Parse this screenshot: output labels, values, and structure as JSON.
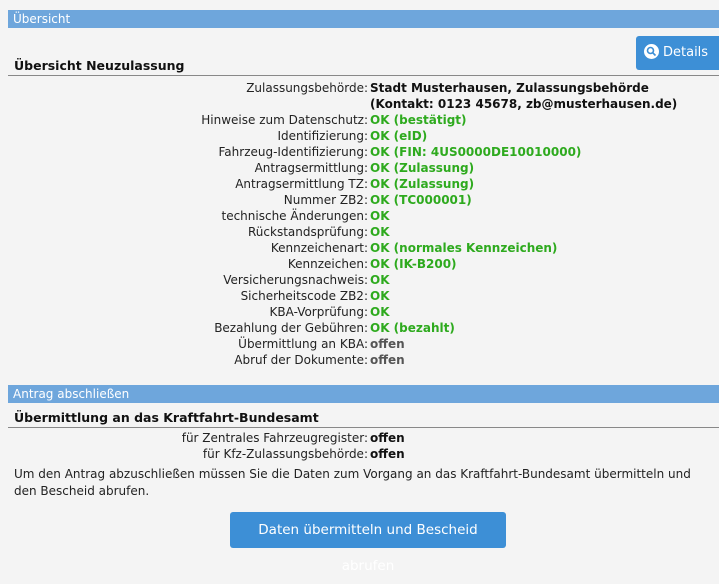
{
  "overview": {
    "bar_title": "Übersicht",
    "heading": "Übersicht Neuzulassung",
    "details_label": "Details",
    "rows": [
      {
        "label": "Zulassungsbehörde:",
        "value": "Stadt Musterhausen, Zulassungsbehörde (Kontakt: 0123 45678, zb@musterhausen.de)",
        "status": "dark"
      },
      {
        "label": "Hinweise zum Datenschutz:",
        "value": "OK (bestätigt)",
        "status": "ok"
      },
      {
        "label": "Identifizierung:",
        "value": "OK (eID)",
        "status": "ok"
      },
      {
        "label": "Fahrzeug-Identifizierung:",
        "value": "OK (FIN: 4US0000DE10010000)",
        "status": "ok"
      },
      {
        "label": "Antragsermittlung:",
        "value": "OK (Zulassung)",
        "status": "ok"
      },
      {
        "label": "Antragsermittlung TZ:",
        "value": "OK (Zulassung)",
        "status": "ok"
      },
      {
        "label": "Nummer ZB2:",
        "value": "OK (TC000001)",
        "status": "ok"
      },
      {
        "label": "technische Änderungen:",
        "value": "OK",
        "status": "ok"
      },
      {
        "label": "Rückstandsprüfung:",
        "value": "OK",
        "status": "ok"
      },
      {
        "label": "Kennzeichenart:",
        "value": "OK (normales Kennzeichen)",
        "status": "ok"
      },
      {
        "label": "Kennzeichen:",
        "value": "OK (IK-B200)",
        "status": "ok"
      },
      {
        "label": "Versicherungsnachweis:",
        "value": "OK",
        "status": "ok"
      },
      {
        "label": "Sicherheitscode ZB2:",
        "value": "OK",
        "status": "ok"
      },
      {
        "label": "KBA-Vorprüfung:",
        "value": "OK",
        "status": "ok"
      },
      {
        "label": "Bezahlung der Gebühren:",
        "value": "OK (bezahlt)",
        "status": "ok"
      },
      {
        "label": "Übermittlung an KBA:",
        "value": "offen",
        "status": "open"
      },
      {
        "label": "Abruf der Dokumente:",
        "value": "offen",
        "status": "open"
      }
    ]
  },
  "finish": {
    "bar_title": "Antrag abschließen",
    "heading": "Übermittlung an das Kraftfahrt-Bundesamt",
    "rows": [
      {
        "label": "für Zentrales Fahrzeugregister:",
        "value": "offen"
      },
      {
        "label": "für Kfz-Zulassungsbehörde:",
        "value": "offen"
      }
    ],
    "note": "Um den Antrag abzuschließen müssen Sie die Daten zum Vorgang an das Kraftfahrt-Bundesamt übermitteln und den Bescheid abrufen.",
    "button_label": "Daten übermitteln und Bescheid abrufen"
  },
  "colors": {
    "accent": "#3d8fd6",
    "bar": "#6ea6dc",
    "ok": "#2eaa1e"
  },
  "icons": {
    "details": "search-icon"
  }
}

*CHALLENGE:* Transcribe each entry precisely as given, leaving the pictures out.

*ANSWER BELOW:*
Parse this screenshot: output labels, values, and structure as JSON.
{
  "overview": {
    "bar_title": "Übersicht",
    "heading": "Übersicht Neuzulassung",
    "details_label": "Details",
    "rows": [
      {
        "label": "Zulassungsbehörde:",
        "value": "Stadt Musterhausen, Zulassungsbehörde (Kontakt: 0123 45678, zb@musterhausen.de)",
        "status": "dark"
      },
      {
        "label": "Hinweise zum Datenschutz:",
        "value": "OK (bestätigt)",
        "status": "ok"
      },
      {
        "label": "Identifizierung:",
        "value": "OK (eID)",
        "status": "ok"
      },
      {
        "label": "Fahrzeug-Identifizierung:",
        "value": "OK (FIN: 4US0000DE10010000)",
        "status": "ok"
      },
      {
        "label": "Antragsermittlung:",
        "value": "OK (Zulassung)",
        "status": "ok"
      },
      {
        "label": "Antragsermittlung TZ:",
        "value": "OK (Zulassung)",
        "status": "ok"
      },
      {
        "label": "Nummer ZB2:",
        "value": "OK (TC000001)",
        "status": "ok"
      },
      {
        "label": "technische Änderungen:",
        "value": "OK",
        "status": "ok"
      },
      {
        "label": "Rückstandsprüfung:",
        "value": "OK",
        "status": "ok"
      },
      {
        "label": "Kennzeichenart:",
        "value": "OK (normales Kennzeichen)",
        "status": "ok"
      },
      {
        "label": "Kennzeichen:",
        "value": "OK (IK-B200)",
        "status": "ok"
      },
      {
        "label": "Versicherungsnachweis:",
        "value": "OK",
        "status": "ok"
      },
      {
        "label": "Sicherheitscode ZB2:",
        "value": "OK",
        "status": "ok"
      },
      {
        "label": "KBA-Vorprüfung:",
        "value": "OK",
        "status": "ok"
      },
      {
        "label": "Bezahlung der Gebühren:",
        "value": "OK (bezahlt)",
        "status": "ok"
      },
      {
        "label": "Übermittlung an KBA:",
        "value": "offen",
        "status": "open"
      },
      {
        "label": "Abruf der Dokumente:",
        "value": "offen",
        "status": "open"
      }
    ]
  },
  "finish": {
    "bar_title": "Antrag abschließen",
    "heading": "Übermittlung an das Kraftfahrt-Bundesamt",
    "rows": [
      {
        "label": "für Zentrales Fahrzeugregister:",
        "value": "offen"
      },
      {
        "label": "für Kfz-Zulassungsbehörde:",
        "value": "offen"
      }
    ],
    "note": "Um den Antrag abzuschließen müssen Sie die Daten zum Vorgang an das Kraftfahrt-Bundesamt übermitteln und den Bescheid abrufen.",
    "button_label": "Daten übermitteln und Bescheid abrufen"
  },
  "colors": {
    "accent": "#3d8fd6",
    "bar": "#6ea6dc",
    "ok": "#2eaa1e"
  },
  "icons": {
    "details": "search-icon"
  }
}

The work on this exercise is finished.